───── DATA TO USE

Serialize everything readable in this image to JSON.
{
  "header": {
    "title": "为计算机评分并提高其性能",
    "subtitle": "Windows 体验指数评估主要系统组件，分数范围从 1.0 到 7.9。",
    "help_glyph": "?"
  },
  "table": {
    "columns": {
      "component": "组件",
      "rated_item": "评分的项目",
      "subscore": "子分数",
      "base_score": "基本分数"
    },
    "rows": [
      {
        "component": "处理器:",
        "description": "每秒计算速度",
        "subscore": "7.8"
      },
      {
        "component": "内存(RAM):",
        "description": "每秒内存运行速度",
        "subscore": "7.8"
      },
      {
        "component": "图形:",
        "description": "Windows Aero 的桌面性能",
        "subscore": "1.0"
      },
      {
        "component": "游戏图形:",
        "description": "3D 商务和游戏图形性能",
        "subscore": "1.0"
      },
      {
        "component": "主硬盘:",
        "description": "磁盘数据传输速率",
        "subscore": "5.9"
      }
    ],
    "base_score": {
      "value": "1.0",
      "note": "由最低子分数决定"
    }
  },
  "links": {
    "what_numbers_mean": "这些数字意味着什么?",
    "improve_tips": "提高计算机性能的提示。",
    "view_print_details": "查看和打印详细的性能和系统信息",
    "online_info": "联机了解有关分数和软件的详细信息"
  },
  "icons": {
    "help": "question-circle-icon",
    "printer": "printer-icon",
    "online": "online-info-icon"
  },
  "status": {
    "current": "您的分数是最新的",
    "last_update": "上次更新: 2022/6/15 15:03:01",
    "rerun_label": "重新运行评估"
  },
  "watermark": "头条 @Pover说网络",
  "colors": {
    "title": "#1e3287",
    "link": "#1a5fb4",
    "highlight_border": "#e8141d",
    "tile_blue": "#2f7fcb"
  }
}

──────────

**EXERCISE OBJECTIVE**: What is the number of lines in this listing that contain the word "Windows"? Answer with that number and nothing else.

**RESPONSE TO THIS EXERCISE**: 2